>>>>>

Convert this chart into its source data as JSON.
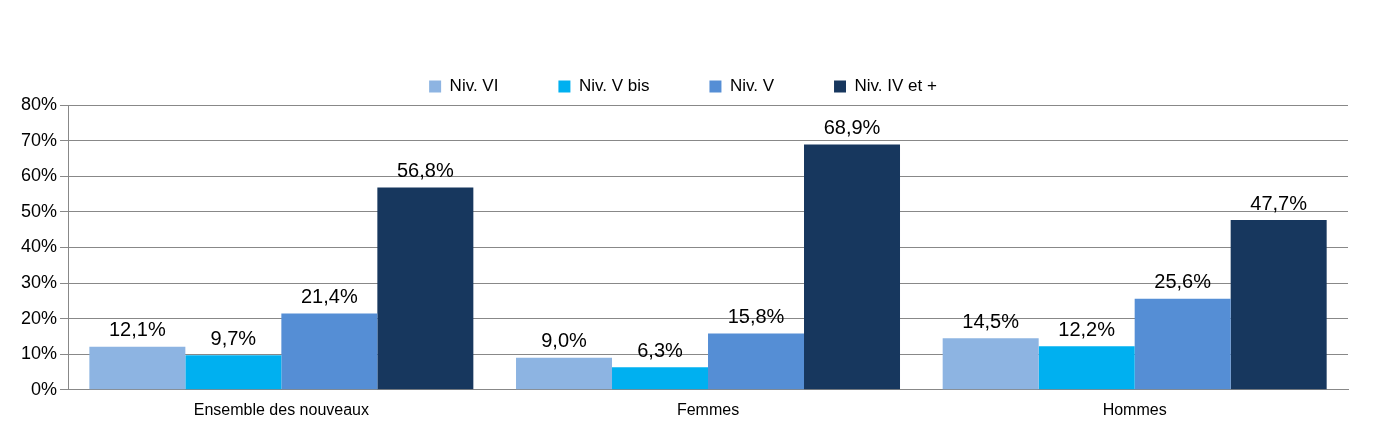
{
  "chart_data": {
    "type": "bar",
    "categories": [
      "Ensemble des nouveaux",
      "Femmes",
      "Hommes"
    ],
    "series": [
      {
        "name": "Niv. VI",
        "color": "#8db4e2",
        "values": [
          12.1,
          9.0,
          14.5
        ],
        "value_labels": [
          "12,1%",
          "9,0%",
          "14,5%"
        ]
      },
      {
        "name": "Niv. V bis",
        "color": "#00b0f0",
        "values": [
          9.7,
          6.3,
          12.2
        ],
        "value_labels": [
          "9,7%",
          "6,3%",
          "12,2%"
        ]
      },
      {
        "name": "Niv. V",
        "color": "#558ed5",
        "values": [
          21.4,
          15.8,
          25.6
        ],
        "value_labels": [
          "21,4%",
          "15,8%",
          "25,6%"
        ]
      },
      {
        "name": "Niv. IV et +",
        "color": "#17375e",
        "values": [
          56.8,
          68.9,
          47.7
        ],
        "value_labels": [
          "56,8%",
          "68,9%",
          "47,7%"
        ]
      }
    ],
    "ylim": [
      0,
      80
    ],
    "yticks": [
      {
        "value": 0,
        "label": "0%"
      },
      {
        "value": 10,
        "label": "10%"
      },
      {
        "value": 20,
        "label": "20%"
      },
      {
        "value": 30,
        "label": "30%"
      },
      {
        "value": 40,
        "label": "40%"
      },
      {
        "value": 50,
        "label": "50%"
      },
      {
        "value": 60,
        "label": "60%"
      },
      {
        "value": 70,
        "label": "70%"
      },
      {
        "value": 80,
        "label": "80%"
      }
    ],
    "grid": "y",
    "legend": "top"
  }
}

<<<<<

→ **Set exercise**: Reproduce each line of the entries in which the word "name" is found.

→ **Solution**:
        "name": "Niv. VI",
        "name": "Niv. V bis",
        "name": "Niv. V",
        "name": "Niv. IV et +",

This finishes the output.